▶ Directions: Copy out all of the data below with no alterations.

[Collection entries]
'''

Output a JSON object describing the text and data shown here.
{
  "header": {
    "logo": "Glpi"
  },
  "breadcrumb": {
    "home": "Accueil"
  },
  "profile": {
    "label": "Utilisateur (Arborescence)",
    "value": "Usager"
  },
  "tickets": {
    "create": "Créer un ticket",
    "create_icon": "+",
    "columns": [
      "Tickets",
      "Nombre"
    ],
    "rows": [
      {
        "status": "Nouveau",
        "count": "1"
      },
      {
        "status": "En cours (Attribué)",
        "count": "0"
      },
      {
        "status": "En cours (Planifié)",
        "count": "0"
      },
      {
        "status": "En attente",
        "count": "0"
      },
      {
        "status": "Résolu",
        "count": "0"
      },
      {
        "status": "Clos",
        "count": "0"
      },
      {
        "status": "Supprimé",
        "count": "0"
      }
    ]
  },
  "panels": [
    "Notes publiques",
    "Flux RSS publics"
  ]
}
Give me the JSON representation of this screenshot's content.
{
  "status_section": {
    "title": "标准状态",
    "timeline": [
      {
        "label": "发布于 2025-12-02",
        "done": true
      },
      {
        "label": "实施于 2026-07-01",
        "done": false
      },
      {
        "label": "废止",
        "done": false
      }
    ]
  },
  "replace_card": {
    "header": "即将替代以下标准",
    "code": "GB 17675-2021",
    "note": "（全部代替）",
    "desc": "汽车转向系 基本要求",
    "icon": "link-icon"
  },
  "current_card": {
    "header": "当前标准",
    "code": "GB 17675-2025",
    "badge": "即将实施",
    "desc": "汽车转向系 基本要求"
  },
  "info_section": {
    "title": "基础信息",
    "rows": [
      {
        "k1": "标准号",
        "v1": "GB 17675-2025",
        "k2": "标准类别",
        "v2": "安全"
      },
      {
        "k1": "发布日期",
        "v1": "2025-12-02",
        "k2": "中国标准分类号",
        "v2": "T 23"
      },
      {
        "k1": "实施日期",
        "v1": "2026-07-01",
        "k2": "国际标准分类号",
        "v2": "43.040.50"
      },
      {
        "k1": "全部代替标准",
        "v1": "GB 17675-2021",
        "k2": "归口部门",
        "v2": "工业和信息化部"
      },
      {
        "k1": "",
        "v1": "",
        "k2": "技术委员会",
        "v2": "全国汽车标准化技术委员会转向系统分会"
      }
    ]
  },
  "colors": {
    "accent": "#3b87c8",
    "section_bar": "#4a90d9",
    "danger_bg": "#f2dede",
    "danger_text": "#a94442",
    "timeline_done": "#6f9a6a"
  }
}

'''

▶ Written solution:
Output a JSON object describing the text and data shown here.
{
  "header": {
    "logo": "Glpi"
  },
  "breadcrumb": {
    "home": "Accueil"
  },
  "profile": {
    "label": "Utilisateur (Arborescence)",
    "value": "Usager"
  },
  "tickets": {
    "create": "Créer un ticket",
    "create_icon": "+",
    "columns": [
      "Tickets",
      "Nombre"
    ],
    "rows": [
      {
        "status": "Nouveau",
        "count": "1"
      },
      {
        "status": "En cours (Attribué)",
        "count": "0"
      },
      {
        "status": "En cours (Planifié)",
        "count": "0"
      },
      {
        "status": "En attente",
        "count": "0"
      },
      {
        "status": "Résolu",
        "count": "0"
      },
      {
        "status": "Clos",
        "count": "0"
      },
      {
        "status": "Supprimé",
        "count": "0"
      }
    ]
  },
  "panels": [
    "Notes publiques",
    "Flux RSS publics"
  ]
}
Give me the JSON representation of this screenshot's content.
{
  "status_section": {
    "title": "标准状态",
    "timeline": [
      {
        "label": "发布于 2025-12-02",
        "done": true
      },
      {
        "label": "实施于 2026-07-01",
        "done": false
      },
      {
        "label": "废止",
        "done": false
      }
    ]
  },
  "replace_card": {
    "header": "即将替代以下标准",
    "code": "GB 17675-2021",
    "note": "（全部代替）",
    "desc": "汽车转向系 基本要求",
    "icon": "link-icon"
  },
  "current_card": {
    "header": "当前标准",
    "code": "GB 17675-2025",
    "badge": "即将实施",
    "desc": "汽车转向系 基本要求"
  },
  "info_section": {
    "title": "基础信息",
    "rows": [
      {
        "k1": "标准号",
        "v1": "GB 17675-2025",
        "k2": "标准类别",
        "v2": "安全"
      },
      {
        "k1": "发布日期",
        "v1": "2025-12-02",
        "k2": "中国标准分类号",
        "v2": "T 23"
      },
      {
        "k1": "实施日期",
        "v1": "2026-07-01",
        "k2": "国际标准分类号",
        "v2": "43.040.50"
      },
      {
        "k1": "全部代替标准",
        "v1": "GB 17675-2021",
        "k2": "归口部门",
        "v2": "工业和信息化部"
      },
      {
        "k1": "",
        "v1": "",
        "k2": "技术委员会",
        "v2": "全国汽车标准化技术委员会转向系统分会"
      }
    ]
  },
  "colors": {
    "accent": "#3b87c8",
    "section_bar": "#4a90d9",
    "danger_bg": "#f2dede",
    "danger_text": "#a94442",
    "timeline_done": "#6f9a6a"
  }
}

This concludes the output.